▸ **PROBLEM DETAILS**
Continue the forum thread about pod health checks failing with a floating IP, starting from where it stops.

━━━ SELECTED PASSAGE ━━━

Comments (17)
@chenchun I met this problem when using the floating ip, the pod health check would be failed.
The deployment is:
apiVersion: apps/v1
kind: Deployment
metadata:
name: nginx-floatingip
spec:
strategy:
type: Recreate
replicas: 3
selector:
matchLabels:
app: nginx-floatingip
template:
metadata:
name: nginx-floatingip
labels:
app: nginx-floatingip
annotations:
k8s.v1.cni.cncf.io/networks: "galaxy-k8s-vlan"
k8s.v1.cni.galaxy.io/release-policy: "immutable"
spec:
tolerations:
- operator: "Exists"
containers:
- name: nginx
image: nginx:alpine
ports:
- name: http-80
containerPort: 80
resources:
requests:
cpu: "0.1"
memory: "32Mi"
tke.cloud.tencent.com/eni-ip: "1"
limits:
cpu: "0.1"
memory: "32Mi"
tke.cloud.tencent.com/eni-ip: "1"
livenessProbe:
# httpGet:
# path: /
# port: 80
# scheme: HTTP
tcpSocket:
port: 80
initialDelaySeconds: 30
periodSeconds: 10
successThreshold: 1
failureThreshold: 3
timeoutSeconds: 1
readinessProbe:
# httpGet:
# path: /
# port: 80
# scheme: HTTP
tcpSocket:
port: 80
initialDelaySeconds: 5
periodSeconds: 5
successThreshold: 2
failureThreshold: 3
timeoutSeconds: 1
the pod will always restart due to the health check probe failed.

━━━ GIVEN DATA ━━━

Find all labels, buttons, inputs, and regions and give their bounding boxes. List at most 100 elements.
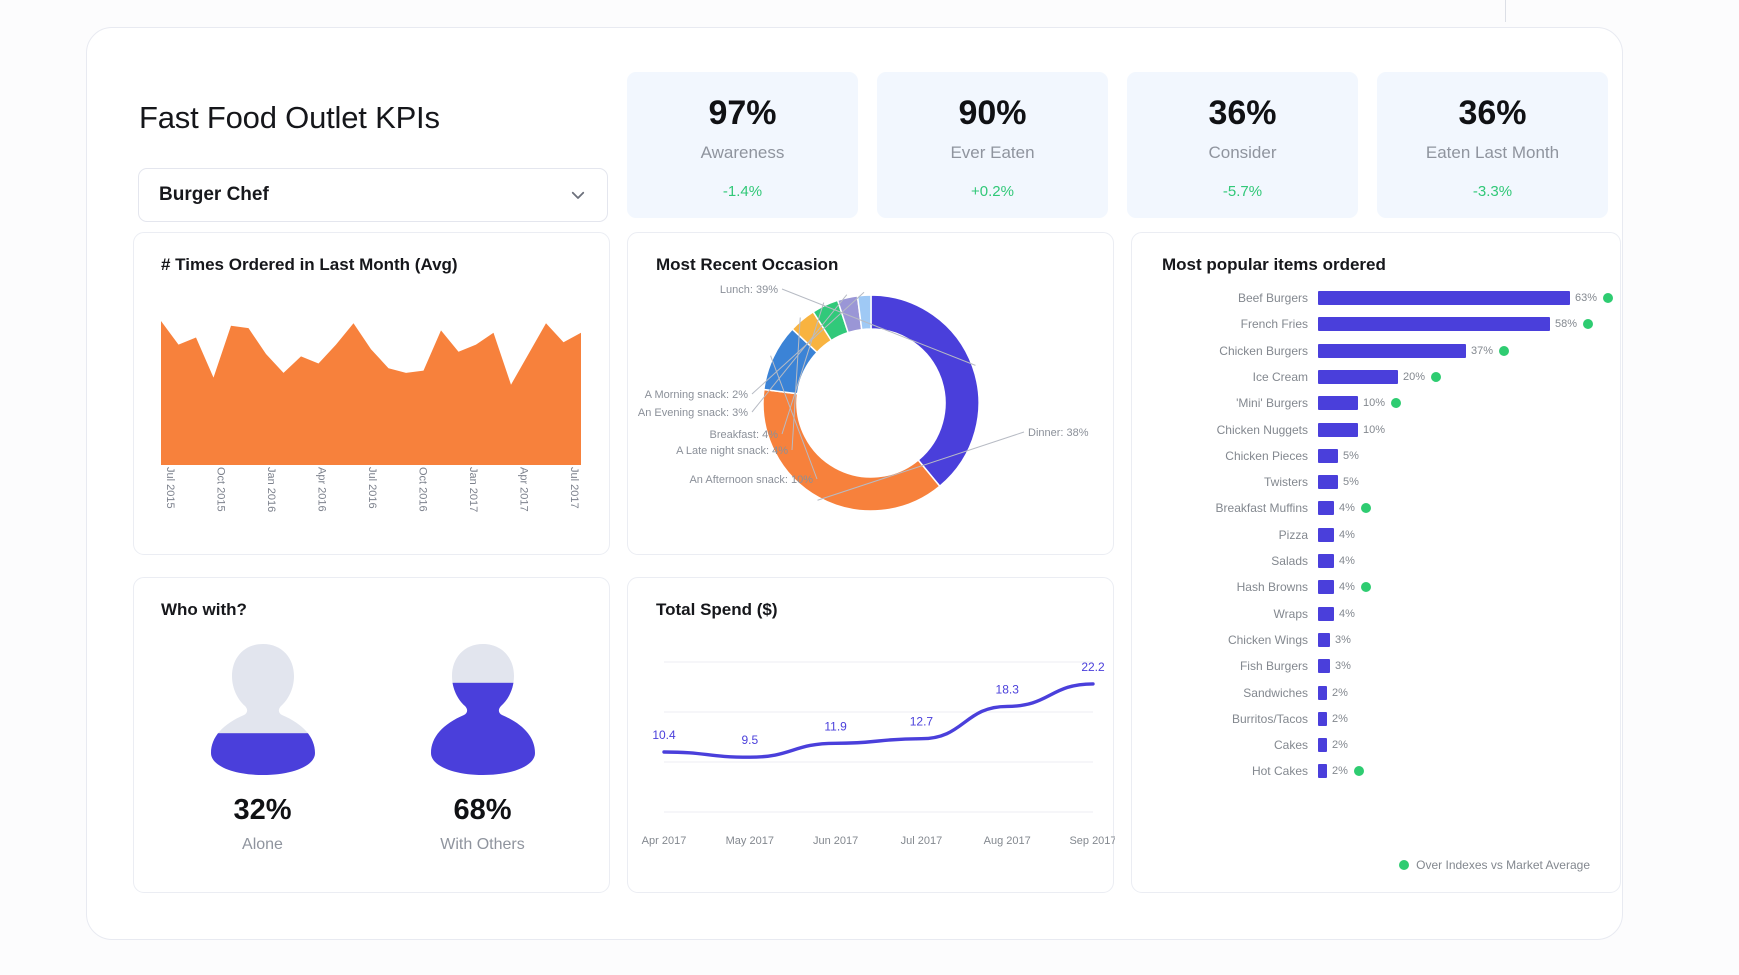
bar-track: 5% bbox=[1318, 448, 1359, 463]
bar-label: Hash Browns bbox=[1236, 580, 1308, 595]
bar-row[interactable]: 'Mini' Burgers 10% bbox=[1132, 390, 1622, 416]
kpi-value: 90% bbox=[958, 94, 1027, 132]
bar-row[interactable]: Chicken Burgers 37% bbox=[1132, 338, 1622, 364]
card-most-recent-occasion: Most Recent Occasion Lunch: 39% Dinner: 3… bbox=[627, 232, 1114, 555]
bar-fill bbox=[1318, 632, 1330, 647]
over-index-dot-icon bbox=[1399, 860, 1410, 870]
pictogram-label-alone: Alone bbox=[242, 836, 283, 853]
kpi-delta: +0.2% bbox=[971, 183, 1014, 200]
bar-value: 10% bbox=[1363, 423, 1386, 436]
area-chart-times-ordered[interactable] bbox=[161, 295, 581, 465]
bar-label: Chicken Wings bbox=[1227, 632, 1308, 647]
bar-row[interactable]: Pizza 4% bbox=[1132, 522, 1622, 548]
card-title-who-with: Who with? bbox=[161, 600, 247, 619]
kpi-card-consider[interactable]: 36% Consider -5.7% bbox=[1127, 72, 1358, 218]
card-title-total-spend: Total Spend ($) bbox=[656, 600, 778, 619]
bar-chart-popular-items[interactable]: Beef Burgers 63% French Fries 58% Chicken Bu… bbox=[1132, 285, 1622, 845]
donut-label: An Evening snack: 3% bbox=[638, 407, 748, 419]
bar-track: 4% bbox=[1318, 580, 1371, 595]
bar-fill bbox=[1318, 396, 1358, 411]
area-x-tick: Oct 2016 bbox=[416, 467, 429, 512]
bar-track: 2% bbox=[1318, 685, 1348, 700]
kpi-label: Awareness bbox=[700, 143, 785, 162]
bar-row[interactable]: Breakfast Muffins 4% bbox=[1132, 495, 1622, 521]
bar-label: Hot Cakes bbox=[1251, 764, 1308, 779]
line-point-label: 12.7 bbox=[910, 715, 934, 729]
over-index-dot-icon bbox=[1431, 371, 1442, 382]
kpi-label: Eaten Last Month bbox=[1425, 143, 1560, 162]
bar-value: 3% bbox=[1335, 660, 1351, 673]
bar-row[interactable]: Ice Cream 20% bbox=[1132, 364, 1622, 390]
line-point-label: 10.4 bbox=[652, 728, 676, 742]
area-x-tick: Jul 2015 bbox=[164, 467, 176, 509]
area-x-tick: Jul 2016 bbox=[366, 467, 378, 509]
line-x-tick: Jul 2017 bbox=[901, 835, 943, 847]
card-popular-items: Most popular items ordered Beef Burgers 6… bbox=[1131, 232, 1621, 893]
line-point-label: 22.2 bbox=[1081, 660, 1105, 674]
line-chart-total-spend[interactable]: 10.4 9.5 11.9 12.7 18.3 22.2 Apr 2017 May 2017 J… bbox=[628, 626, 1115, 876]
bar-row[interactable]: Chicken Nuggets 10% bbox=[1132, 417, 1622, 443]
bar-row[interactable]: Wraps 4% bbox=[1132, 601, 1622, 627]
bar-track: 10% bbox=[1318, 422, 1386, 437]
bar-label: Fish Burgers bbox=[1239, 659, 1308, 674]
bar-row[interactable]: Twisters 5% bbox=[1132, 469, 1622, 495]
area-x-tick: Oct 2015 bbox=[214, 467, 227, 512]
bar-row[interactable]: Sandwiches 2% bbox=[1132, 680, 1622, 706]
pictogram-alone[interactable]: 32% Alone bbox=[188, 638, 338, 878]
kpi-value: 36% bbox=[1208, 94, 1277, 132]
bar-track: 2% bbox=[1318, 764, 1364, 779]
donut-segment[interactable] bbox=[870, 294, 980, 488]
bar-row[interactable]: French Fries 58% bbox=[1132, 311, 1622, 337]
bar-row[interactable]: Hot Cakes 2% bbox=[1132, 758, 1622, 784]
kpi-card-eaten-last-month[interactable]: 36% Eaten Last Month -3.3% bbox=[1377, 72, 1608, 218]
donut-label: A Late night snack: 4% bbox=[676, 445, 788, 457]
bar-track: 4% bbox=[1318, 554, 1355, 568]
area-x-tick: Jul 2017 bbox=[568, 467, 580, 509]
kpi-card-ever-eaten[interactable]: 90% Ever Eaten +0.2% bbox=[877, 72, 1108, 218]
donut-segment[interactable] bbox=[856, 294, 872, 331]
bar-row[interactable]: Chicken Pieces 5% bbox=[1132, 443, 1622, 469]
bar-track: 2% bbox=[1318, 738, 1348, 753]
bar-row[interactable]: Salads 4% bbox=[1132, 548, 1622, 574]
bar-track: 3% bbox=[1318, 659, 1351, 674]
pictogram-group-who-with: 32% Alone bbox=[134, 638, 611, 878]
bar-fill bbox=[1318, 343, 1466, 358]
bar-fill bbox=[1318, 291, 1570, 305]
bar-value: 2% bbox=[1332, 686, 1348, 699]
kpi-value: 97% bbox=[708, 94, 777, 132]
bar-row[interactable]: Cakes 2% bbox=[1132, 732, 1622, 758]
bar-value: 4% bbox=[1339, 502, 1355, 515]
bar-fill bbox=[1318, 501, 1334, 516]
bar-row[interactable]: Burritos/Tacos 2% bbox=[1132, 706, 1622, 732]
bar-row[interactable]: Hash Browns 4% bbox=[1132, 574, 1622, 600]
bar-fill bbox=[1318, 448, 1338, 463]
kpi-value: 36% bbox=[1458, 94, 1527, 132]
bar-row[interactable]: Fish Burgers 3% bbox=[1132, 653, 1622, 679]
kpi-delta: -5.7% bbox=[1222, 183, 1263, 200]
bar-row[interactable]: Beef Burgers 63% bbox=[1132, 285, 1622, 311]
pictogram-with-others[interactable]: 68% With Others bbox=[408, 638, 558, 878]
donut-chart-occasion[interactable]: Lunch: 39% Dinner: 38% An Afternoon snack:… bbox=[628, 273, 1115, 545]
brand-select[interactable]: Burger Chef bbox=[138, 168, 608, 222]
bar-value: 20% bbox=[1403, 370, 1426, 383]
bar-label: French Fries bbox=[1240, 317, 1308, 332]
bar-value: 2% bbox=[1332, 765, 1348, 778]
bar-track: 4% bbox=[1318, 501, 1371, 516]
bar-fill bbox=[1318, 659, 1330, 674]
bar-track: 63% bbox=[1318, 291, 1614, 305]
bar-fill bbox=[1318, 317, 1550, 332]
bar-label: Sandwiches bbox=[1243, 685, 1308, 700]
area-chart-x-axis-labels: Jul 2015 Oct 2015 Jan 2016 Apr 2016 Jul 2016… bbox=[161, 467, 581, 537]
person-icon bbox=[198, 638, 328, 778]
bar-value: 63% bbox=[1575, 292, 1598, 304]
bar-track: 4% bbox=[1318, 527, 1355, 542]
bar-row[interactable]: Chicken Wings 3% bbox=[1132, 627, 1622, 653]
bar-fill bbox=[1318, 475, 1338, 490]
bar-label: Breakfast Muffins bbox=[1215, 501, 1308, 516]
donut-segment[interactable] bbox=[762, 388, 941, 512]
bar-label: Burritos/Tacos bbox=[1231, 711, 1308, 726]
card-title-times-ordered: # Times Ordered in Last Month (Avg) bbox=[161, 255, 458, 274]
line-x-tick: Sep 2017 bbox=[1069, 835, 1115, 847]
kpi-card-awareness[interactable]: 97% Awareness -1.4% bbox=[627, 72, 858, 218]
card-title-popular-items: Most popular items ordered bbox=[1162, 255, 1386, 274]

━━━

▸ **RESPONSE FOR THIS EXERCISE**
This is the pod describition info:
Warning FailedScheduling 82s default-scheduler deployment nginx-floatingip has allocated 3 ips with replicas of 3, wait for releasing
Warning FailedScheduling 82s default-scheduler deployment nginx-floatingip has allocated 3 ips with replicas of 3, wait for releasing
Normal Scheduled 78s default-scheduler Successfully assigned default/nginx-floatingip-5cdcd7bcbd-6ql2x to 10.177.140.18
Warning Unhealthy 16s (x3 over 36s) kubelet Liveness probe failed: dial tcp 10.177.140.44:80: i/o timeout
from galaxy.
This issue is about galaxy-ipam liveness and readiness gates.
Can you provide more information? Can you ping the pod ip from host network? Can you curl the pod port from inside the pod?
from galaxy.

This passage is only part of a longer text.